begin GIVEN RECORDS

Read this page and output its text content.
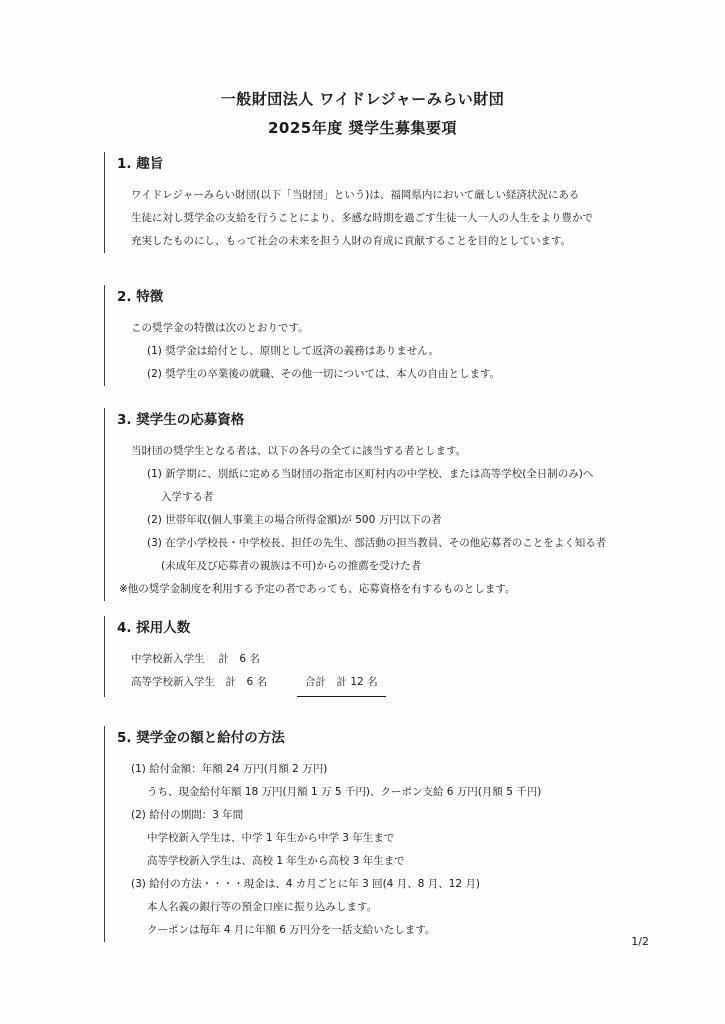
一般財団法人 ワイドレジャーみらい財団
2025年度 奨学生募集要項
1. 趣旨
ワイドレジャーみらい財団(以下「当財団」という)は、福岡県内において厳しい経済状況にある
生徒に対し奨学金の支給を行うことにより、多感な時期を過ごす生徒一人一人の人生をより豊かで
充実したものにし、もって社会の未来を担う人財の育成に貢献することを目的としています。
2. 特徴
この奨学金の特徴は次のとおりです。
(1) 奨学金は給付とし、原則として返済の義務はありません。
(2) 奨学生の卒業後の就職、その他一切については、本人の自由とします。
3. 奨学生の応募資格
当財団の奨学生となる者は、以下の各号の全てに該当する者とします。
(1) 新学期に、別紙に定める当財団の指定市区町村内の中学校、または高等学校(全日制のみ)へ
入学する者
(2) 世帯年収(個人事業主の場合所得金額)が 500 万円以下の者
(3) 在学小学校長・中学校長、担任の先生、部活動の担当教員、その他応募者のことをよく知る者
(未成年及び応募者の親族は不可)からの推薦を受けた者
※他の奨学金制度を利用する予定の者であっても、応募資格を有するものとします。
4. 採用人数
中学校新入学生　 計　6 名
高等学校新入学生　計　6 名	合計　計 12 名
5. 奨学金の額と給付の方法
(1) 給付金額：年額 24 万円(月額 2 万円)
うち、現金給付年額 18 万円(月額 1 万 5 千円)、クーポン支給 6 万円(月額 5 千円)
(2) 給付の期間：3 年間
中学校新入学生は、中学 1 年生から中学 3 年生まで
高等学校新入学生は、高校 1 年生から高校 3 年生まで
(3) 給付の方法・・・・現金は、4 カ月ごとに年 3 回(4 月、8 月、12 月)
本人名義の銀行等の預金口座に振り込みします。
クーポンは毎年 4 月に年額 6 万円分を一括支給いたします。
1/2
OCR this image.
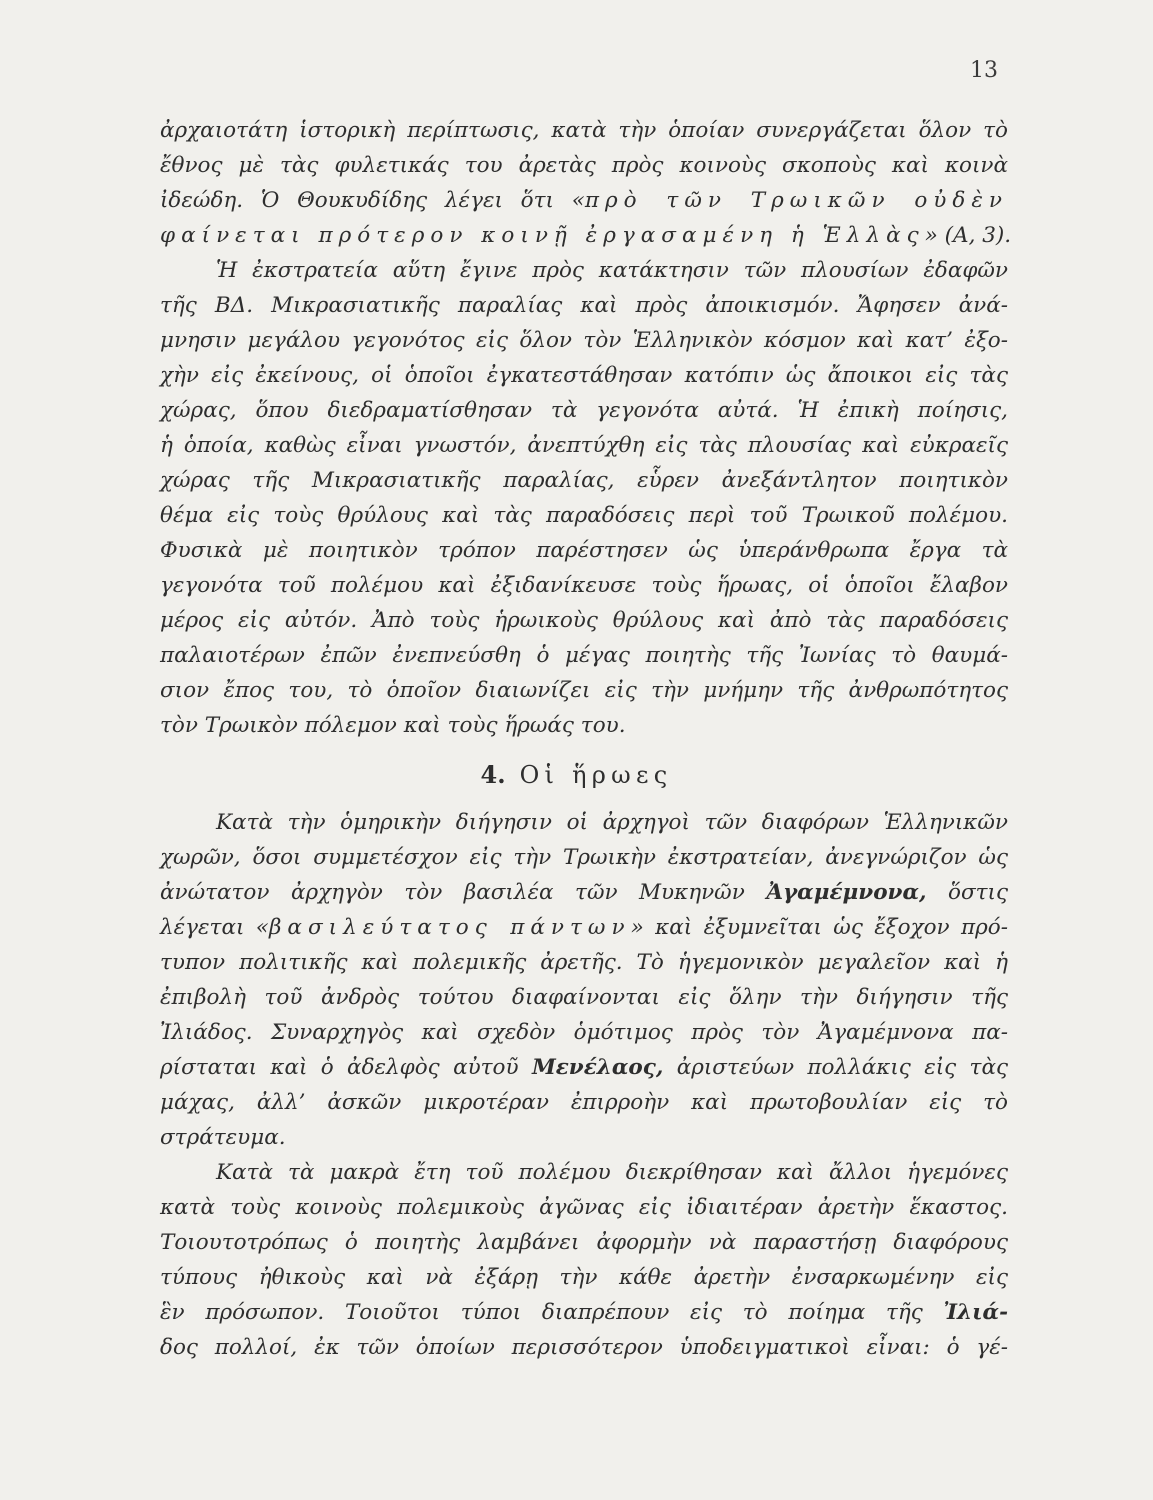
13
ἀρχαιοτάτη ἱστορικὴ περίπτωσις, κατὰ τὴν ὁποίαν συνεργάζεται ὅλον τὸ
ἔθνος μὲ τὰς φυλετικάς του ἀρετὰς πρὸς κοινοὺς σκοποὺς καὶ κοινὰ
ἰδεώδη. Ὁ Θουκυδίδης λέγει ὅτι «πρὸ τῶν Τρωικῶν οὐδὲν
φαίνεται πρότερον κοινῇ ἐργασαμένη ἡ Ἑλλὰς» (Α, 3).
Ἡ ἐκστρατεία αὕτη ἔγινε πρὸς κατάκτησιν τῶν πλουσίων ἐδαφῶν
τῆς ΒΔ. Μικρασιατικῆς παραλίας καὶ πρὸς ἀποικισμόν. Ἄφησεν ἀνά-
μνησιν μεγάλου γεγονότος εἰς ὅλον τὸν Ἑλληνικὸν κόσμον καὶ κατ’ ἐξο-
χὴν εἰς ἐκείνους, οἱ ὁποῖοι ἐγκατεστάθησαν κατόπιν ὡς ἄποικοι εἰς τὰς
χώρας, ὅπου διεδραματίσθησαν τὰ γεγονότα αὐτά. Ἡ ἐπικὴ ποίησις,
ἡ ὁποία, καθὼς εἶναι γνωστόν, ἀνεπτύχθη εἰς τὰς πλουσίας καὶ εὐκραεῖς
χώρας τῆς Μικρασιατικῆς παραλίας, εὗρεν ἀνεξάντλητον ποιητικὸν
θέμα εἰς τοὺς θρύλους καὶ τὰς παραδόσεις περὶ τοῦ Τρωικοῦ πολέμου.
Φυσικὰ μὲ ποιητικὸν τρόπον παρέστησεν ὡς ὑπεράνθρωπα ἔργα τὰ
γεγονότα τοῦ πολέμου καὶ ἐξιδανίκευσε τοὺς ἥρωας, οἱ ὁποῖοι ἔλαβον
μέρος εἰς αὐτόν. Ἀπὸ τοὺς ἡρωικοὺς θρύλους καὶ ἀπὸ τὰς παραδόσεις
παλαιοτέρων ἐπῶν ἐνεπνεύσθη ὁ μέγας ποιητὴς τῆς Ἰωνίας τὸ θαυμά-
σιον ἔπος του, τὸ ὁποῖον διαιωνίζει εἰς τὴν μνήμην τῆς ἀνθρωπότητος
τὸν Τρωικὸν πόλεμον καὶ τοὺς ἥρωάς του.
4. Οἱ ἥρωες
Κατὰ τὴν ὁμηρικὴν διήγησιν οἱ ἀρχηγοὶ τῶν διαφόρων Ἑλληνικῶν
χωρῶν, ὅσοι συμμετέσχον εἰς τὴν Τρωικὴν ἐκστρατείαν, ἀνεγνώριζον ὡς
ἀνώτατον ἀρχηγὸν τὸν βασιλέα τῶν Μυκηνῶν Ἀγαμέμνονα, ὅστις
λέγεται «βασιλεύτατος πάντων» καὶ ἐξυμνεῖται ὡς ἔξοχον πρό-
τυπον πολιτικῆς καὶ πολεμικῆς ἀρετῆς. Τὸ ἡγεμονικὸν μεγαλεῖον καὶ ἡ
ἐπιβολὴ τοῦ ἀνδρὸς τούτου διαφαίνονται εἰς ὅλην τὴν διήγησιν τῆς
Ἰλιάδος. Συναρχηγὸς καὶ σχεδὸν ὁμότιμος πρὸς τὸν Ἀγαμέμνονα πα-
ρίσταται καὶ ὁ ἀδελφὸς αὐτοῦ Μενέλαος, ἀριστεύων πολλάκις εἰς τὰς
μάχας, ἀλλ’ ἀσκῶν μικροτέραν ἐπιρροὴν καὶ πρωτοβουλίαν εἰς τὸ
στράτευμα.
Κατὰ τὰ μακρὰ ἔτη τοῦ πολέμου διεκρίθησαν καὶ ἄλλοι ἡγεμόνες
κατὰ τοὺς κοινοὺς πολεμικοὺς ἀγῶνας εἰς ἰδιαιτέραν ἀρετὴν ἕκαστος.
Τοιουτοτρόπως ὁ ποιητὴς λαμβάνει ἀφορμὴν νὰ παραστήσῃ διαφόρους
τύπους ἠθικοὺς καὶ νὰ ἐξάρῃ τὴν κάθε ἀρετὴν ἐνσαρκωμένην εἰς
ἓν πρόσωπον. Τοιοῦτοι τύποι διαπρέπουν εἰς τὸ ποίημα τῆς Ἰλιά-
δος πολλοί, ἐκ τῶν ὁποίων περισσότερον ὑποδειγματικοὶ εἶναι: ὁ γέ-
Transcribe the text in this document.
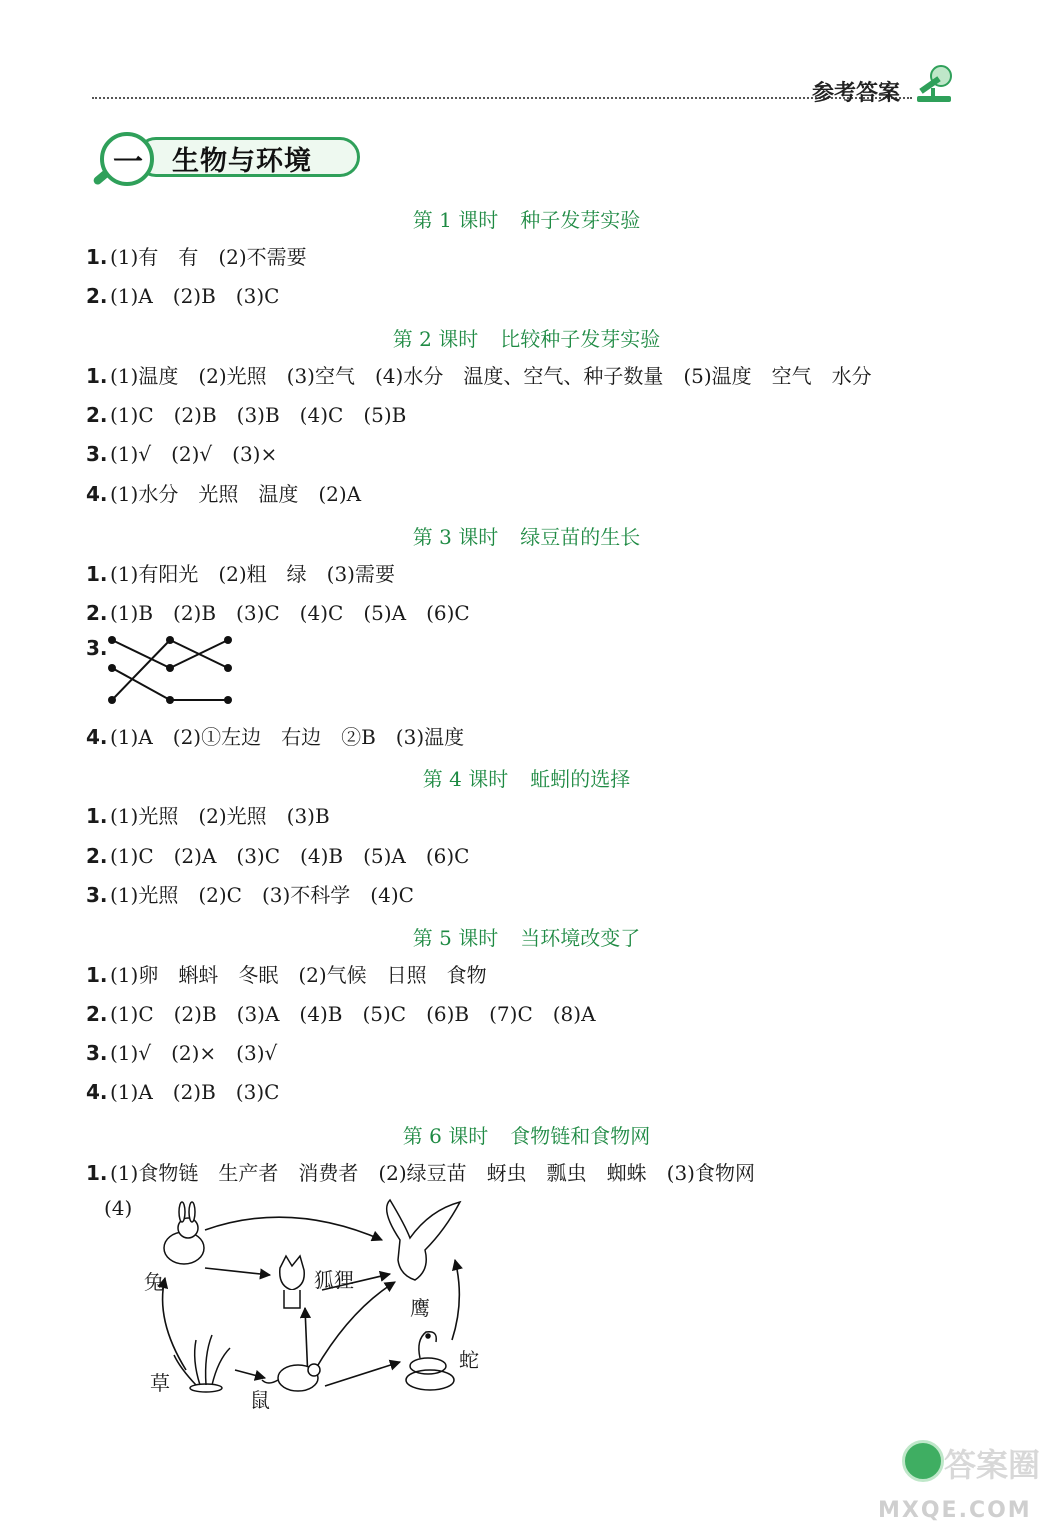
参考答案
一 生物与环境
第 1 课时 种子发芽实验
1. (1)有　有　(2)不需要
2. (1)A　(2)B　(3)C
第 2 课时 比较种子发芽实验
1. (1)温度　(2)光照　(3)空气　(4)水分　温度、空气、种子数量　(5)温度　空气　水分
2. (1)C　(2)B　(3)B　(4)C　(5)B
3. (1)√　(2)√　(3)×
4. (1)水分　光照　温度　(2)A
第 3 课时 绿豆苗的生长
1. (1)有阳光　(2)粗　绿　(3)需要
2. (1)B　(2)B　(3)C　(4)C　(5)A　(6)C
3.
4. (1)A　(2)①左边　右边　②B　(3)温度
第 4 课时 蚯蚓的选择
1. (1)光照　(2)光照　(3)B
2. (1)C　(2)A　(3)C　(4)B　(5)A　(6)C
3. (1)光照　(2)C　(3)不科学　(4)C
第 5 课时 当环境改变了
1. (1)卵　蝌蚪　冬眠　(2)气候　日照　食物
2. (1)C　(2)B　(3)A　(4)B　(5)C　(6)B　(7)C　(8)A
3. (1)√　(2)×　(3)√
4. (1)A　(2)B　(3)C
第 6 课时 食物链和食物网
1. (1)食物链　生产者　消费者　(2)绿豆苗　蚜虫　瓢虫　蜘蛛　(3)食物网
(4)
兔	狐狸
鹰
草
鼠
蛇
答案圈
MXQE.COM
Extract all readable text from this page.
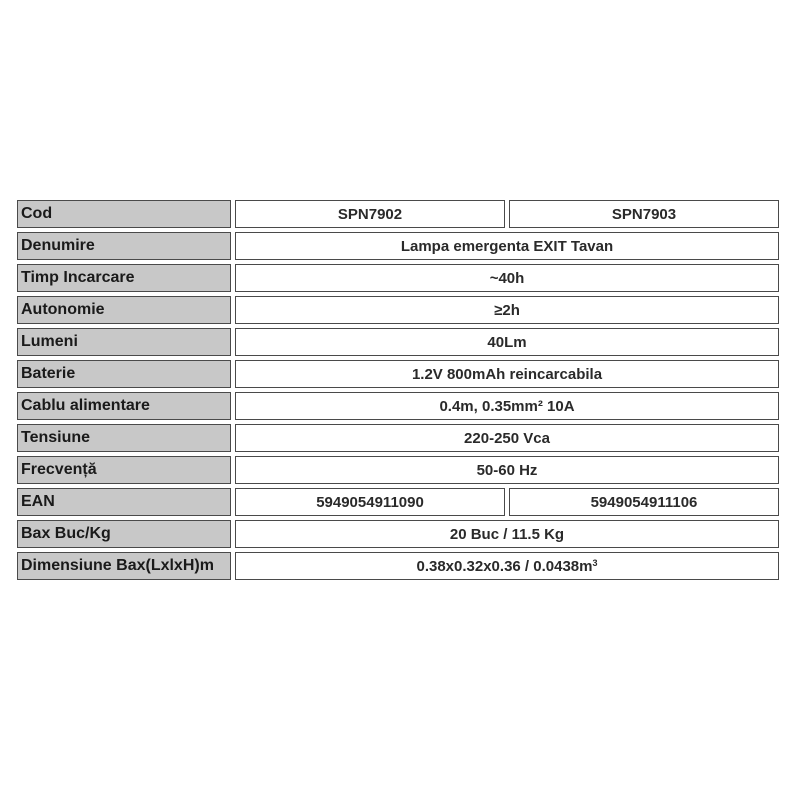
Cod	SPN7902	SPN7903
Denumire	Lampa emergenta EXIT Tavan
Timp Incarcare	~40h
Autonomie	≥2h
Lumeni	40Lm
Baterie	1.2V 800mAh reincarcabila
Cablu alimentare	0.4m, 0.35mm² 10A
Tensiune	220-250 Vca
Frecvență	50-60 Hz
EAN	5949054911090	5949054911106
Bax Buc/Kg	20 Buc / 11.5 Kg
Dimensiune Bax(LxlxH)m	$0.38x0.32x0.36 / 0.0438m^3$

end GIVEN RECORDS

Skip the pictures and retype exactly the lines from the one that contains "Transcribe the text in this document." to the last line of the records.

#### ANSWER TO THIS EXERCISE
Transcribe the text in this document.
参考答案
一 生物与环境
第 1 课时 种子发芽实验
1. (1)有　有　(2)不需要
2. (1)A　(2)B　(3)C
第 2 课时 比较种子发芽实验
1. (1)温度　(2)光照　(3)空气　(4)水分　温度、空气、种子数量　(5)温度　空气　水分
2. (1)C　(2)B　(3)B　(4)C　(5)B
3. (1)√　(2)√　(3)×
4. (1)水分　光照　温度　(2)A
第 3 课时 绿豆苗的生长
1. (1)有阳光　(2)粗　绿　(3)需要
2. (1)B　(2)B　(3)C　(4)C　(5)A　(6)C
3.
4. (1)A　(2)①左边　右边　②B　(3)温度
第 4 课时 蚯蚓的选择
1. (1)光照　(2)光照　(3)B
2. (1)C　(2)A　(3)C　(4)B　(5)A　(6)C
3. (1)光照　(2)C　(3)不科学　(4)C
第 5 课时 当环境改变了
1. (1)卵　蝌蚪　冬眠　(2)气候　日照　食物
2. (1)C　(2)B　(3)A　(4)B　(5)C　(6)B　(7)C　(8)A
3. (1)√　(2)×　(3)√
4. (1)A　(2)B　(3)C
第 6 课时 食物链和食物网
1. (1)食物链　生产者　消费者　(2)绿豆苗　蚜虫　瓢虫　蜘蛛　(3)食物网
(4)
兔	狐狸
鹰
草
鼠
蛇
答案圈
MXQE.COM
Extract all readable text from this page.
Cod	SPN7902	SPN7903
Denumire	Lampa emergenta EXIT Tavan
Timp Incarcare	~40h
Autonomie	≥2h
Lumeni	40Lm
Baterie	1.2V 800mAh reincarcabila
Cablu alimentare	0.4m, 0.35mm² 10A
Tensiune	220-250 Vca
Frecvență	50-60 Hz
EAN	5949054911090	5949054911106
Bax Buc/Kg	20 Buc / 11.5 Kg
Dimensiune Bax(LxlxH)m	$0.38x0.32x0.36 / 0.0438m^3$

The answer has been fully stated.